> **Aim of the task**
Restate the data below word for word. Skip any images it contains.

> **Excerpted data**
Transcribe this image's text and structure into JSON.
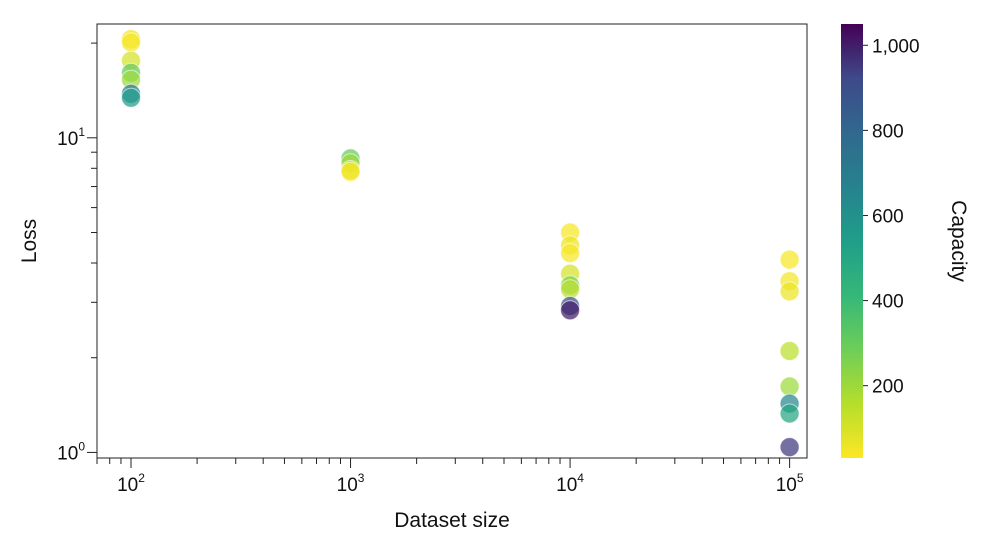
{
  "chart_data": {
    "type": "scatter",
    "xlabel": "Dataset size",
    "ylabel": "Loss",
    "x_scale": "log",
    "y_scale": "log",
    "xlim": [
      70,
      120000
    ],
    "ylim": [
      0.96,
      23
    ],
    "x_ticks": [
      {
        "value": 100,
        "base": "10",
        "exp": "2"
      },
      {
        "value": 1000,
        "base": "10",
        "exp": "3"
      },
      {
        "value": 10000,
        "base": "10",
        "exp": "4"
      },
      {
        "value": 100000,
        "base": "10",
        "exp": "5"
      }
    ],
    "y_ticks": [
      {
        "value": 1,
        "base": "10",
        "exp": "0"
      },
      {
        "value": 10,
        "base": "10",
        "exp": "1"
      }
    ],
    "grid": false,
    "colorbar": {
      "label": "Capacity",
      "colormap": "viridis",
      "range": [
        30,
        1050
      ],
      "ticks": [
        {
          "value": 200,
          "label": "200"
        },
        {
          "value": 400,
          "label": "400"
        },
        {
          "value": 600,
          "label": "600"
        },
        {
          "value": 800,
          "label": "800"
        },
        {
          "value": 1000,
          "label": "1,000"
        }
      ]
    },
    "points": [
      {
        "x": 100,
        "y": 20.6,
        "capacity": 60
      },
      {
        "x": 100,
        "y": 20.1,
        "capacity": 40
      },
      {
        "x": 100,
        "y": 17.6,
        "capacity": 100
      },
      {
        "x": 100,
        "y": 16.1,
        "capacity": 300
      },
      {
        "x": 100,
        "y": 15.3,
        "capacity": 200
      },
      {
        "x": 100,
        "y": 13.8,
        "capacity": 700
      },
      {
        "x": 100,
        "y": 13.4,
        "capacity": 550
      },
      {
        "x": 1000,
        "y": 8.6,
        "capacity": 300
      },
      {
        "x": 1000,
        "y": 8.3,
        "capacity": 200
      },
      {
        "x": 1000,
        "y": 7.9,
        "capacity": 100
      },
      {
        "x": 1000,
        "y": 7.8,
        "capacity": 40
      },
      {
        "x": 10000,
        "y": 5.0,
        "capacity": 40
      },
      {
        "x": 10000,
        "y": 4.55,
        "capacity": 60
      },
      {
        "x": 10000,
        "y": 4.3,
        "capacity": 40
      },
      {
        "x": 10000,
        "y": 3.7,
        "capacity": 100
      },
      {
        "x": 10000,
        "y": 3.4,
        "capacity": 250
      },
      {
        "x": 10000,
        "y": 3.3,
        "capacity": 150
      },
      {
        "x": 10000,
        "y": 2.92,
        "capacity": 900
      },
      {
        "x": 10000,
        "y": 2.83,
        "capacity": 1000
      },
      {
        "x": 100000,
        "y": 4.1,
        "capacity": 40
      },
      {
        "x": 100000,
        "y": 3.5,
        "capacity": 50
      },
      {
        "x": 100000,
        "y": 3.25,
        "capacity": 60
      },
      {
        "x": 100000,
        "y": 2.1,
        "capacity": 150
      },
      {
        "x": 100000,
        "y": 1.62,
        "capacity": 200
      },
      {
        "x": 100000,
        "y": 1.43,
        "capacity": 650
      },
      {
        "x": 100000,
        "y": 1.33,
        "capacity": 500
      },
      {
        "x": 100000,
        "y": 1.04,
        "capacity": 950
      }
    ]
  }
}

> **The response**
Transcribe this image's text and structure into JSON.
{
  "chart_data": {
    "type": "scatter",
    "xlabel": "Dataset size",
    "ylabel": "Loss",
    "x_scale": "log",
    "y_scale": "log",
    "xlim": [
      70,
      120000
    ],
    "ylim": [
      0.96,
      23
    ],
    "x_ticks": [
      {
        "value": 100,
        "base": "10",
        "exp": "2"
      },
      {
        "value": 1000,
        "base": "10",
        "exp": "3"
      },
      {
        "value": 10000,
        "base": "10",
        "exp": "4"
      },
      {
        "value": 100000,
        "base": "10",
        "exp": "5"
      }
    ],
    "y_ticks": [
      {
        "value": 1,
        "base": "10",
        "exp": "0"
      },
      {
        "value": 10,
        "base": "10",
        "exp": "1"
      }
    ],
    "grid": false,
    "colorbar": {
      "label": "Capacity",
      "colormap": "viridis",
      "range": [
        30,
        1050
      ],
      "ticks": [
        {
          "value": 200,
          "label": "200"
        },
        {
          "value": 400,
          "label": "400"
        },
        {
          "value": 600,
          "label": "600"
        },
        {
          "value": 800,
          "label": "800"
        },
        {
          "value": 1000,
          "label": "1,000"
        }
      ]
    },
    "points": [
      {
        "x": 100,
        "y": 20.6,
        "capacity": 60
      },
      {
        "x": 100,
        "y": 20.1,
        "capacity": 40
      },
      {
        "x": 100,
        "y": 17.6,
        "capacity": 100
      },
      {
        "x": 100,
        "y": 16.1,
        "capacity": 300
      },
      {
        "x": 100,
        "y": 15.3,
        "capacity": 200
      },
      {
        "x": 100,
        "y": 13.8,
        "capacity": 700
      },
      {
        "x": 100,
        "y": 13.4,
        "capacity": 550
      },
      {
        "x": 1000,
        "y": 8.6,
        "capacity": 300
      },
      {
        "x": 1000,
        "y": 8.3,
        "capacity": 200
      },
      {
        "x": 1000,
        "y": 7.9,
        "capacity": 100
      },
      {
        "x": 1000,
        "y": 7.8,
        "capacity": 40
      },
      {
        "x": 10000,
        "y": 5.0,
        "capacity": 40
      },
      {
        "x": 10000,
        "y": 4.55,
        "capacity": 60
      },
      {
        "x": 10000,
        "y": 4.3,
        "capacity": 40
      },
      {
        "x": 10000,
        "y": 3.7,
        "capacity": 100
      },
      {
        "x": 10000,
        "y": 3.4,
        "capacity": 250
      },
      {
        "x": 10000,
        "y": 3.3,
        "capacity": 150
      },
      {
        "x": 10000,
        "y": 2.92,
        "capacity": 900
      },
      {
        "x": 10000,
        "y": 2.83,
        "capacity": 1000
      },
      {
        "x": 100000,
        "y": 4.1,
        "capacity": 40
      },
      {
        "x": 100000,
        "y": 3.5,
        "capacity": 50
      },
      {
        "x": 100000,
        "y": 3.25,
        "capacity": 60
      },
      {
        "x": 100000,
        "y": 2.1,
        "capacity": 150
      },
      {
        "x": 100000,
        "y": 1.62,
        "capacity": 200
      },
      {
        "x": 100000,
        "y": 1.43,
        "capacity": 650
      },
      {
        "x": 100000,
        "y": 1.33,
        "capacity": 500
      },
      {
        "x": 100000,
        "y": 1.04,
        "capacity": 950
      }
    ]
  }
}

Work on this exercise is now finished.